Exercise: Retype the data that follows line by line, exactly, and leave its pictures out.

— Begin Material to process —

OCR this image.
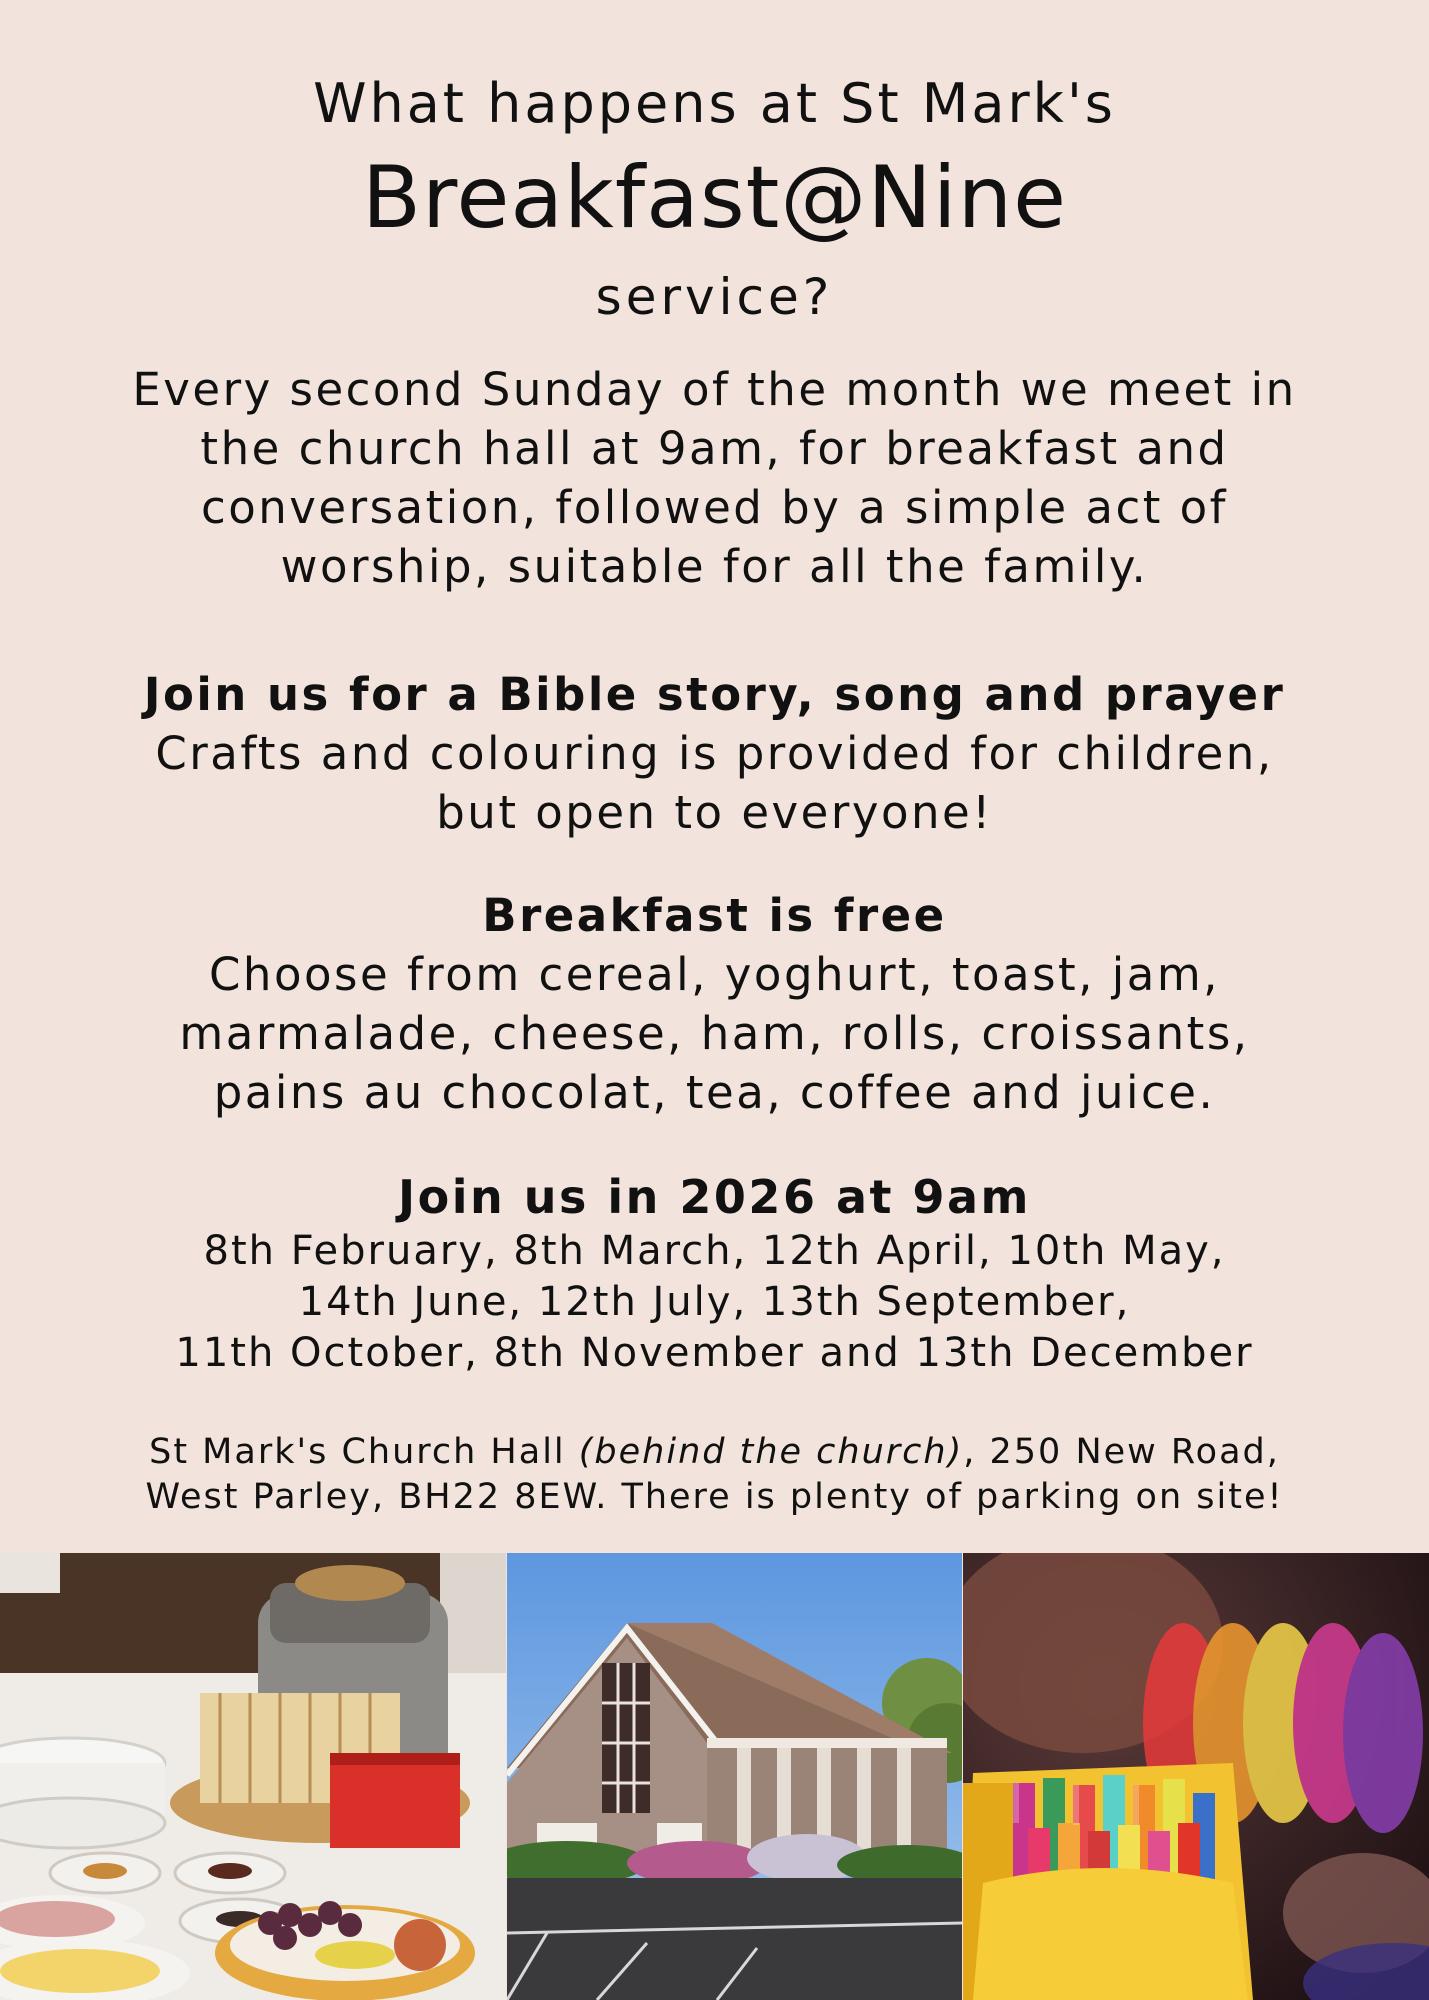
What happens at St Mark's
Breakfast@Nine
service?
Every second Sunday of the month we meet in
the church hall at 9am, for breakfast and
conversation, followed by a simple act of
worship, suitable for all the family.
Join us for a Bible story, song and prayer
Crafts and colouring is provided for children,
but open to everyone!
Breakfast is free
Choose from cereal, yoghurt, toast, jam,
marmalade, cheese, ham, rolls, croissants,
pains au chocolat, tea, coffee and juice.
Join us in 2026 at 9am
8th February, 8th March, 12th April, 10th May,
14th June, 12th July, 13th September,
11th October, 8th November and 13th December
St Mark's Church Hall (behind the church), 250 New Road,
West Parley, BH22 8EW. There is plenty of parking on site!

— End Material to process —

Finished task:
OCR this image.
What happens at St Mark's
Breakfast@Nine
service?
Every second Sunday of the month we meet in
the church hall at 9am, for breakfast and
conversation, followed by a simple act of
worship, suitable for all the family.
Join us for a Bible story, song and prayer
Crafts and colouring is provided for children,
but open to everyone!
Breakfast is free
Choose from cereal, yoghurt, toast, jam,
marmalade, cheese, ham, rolls, croissants,
pains au chocolat, tea, coffee and juice.
Join us in 2026 at 9am
8th February, 8th March, 12th April, 10th May,
14th June, 12th July, 13th September,
11th October, 8th November and 13th December
St Mark's Church Hall (behind the church), 250 New Road,
West Parley, BH22 8EW. There is plenty of parking on site!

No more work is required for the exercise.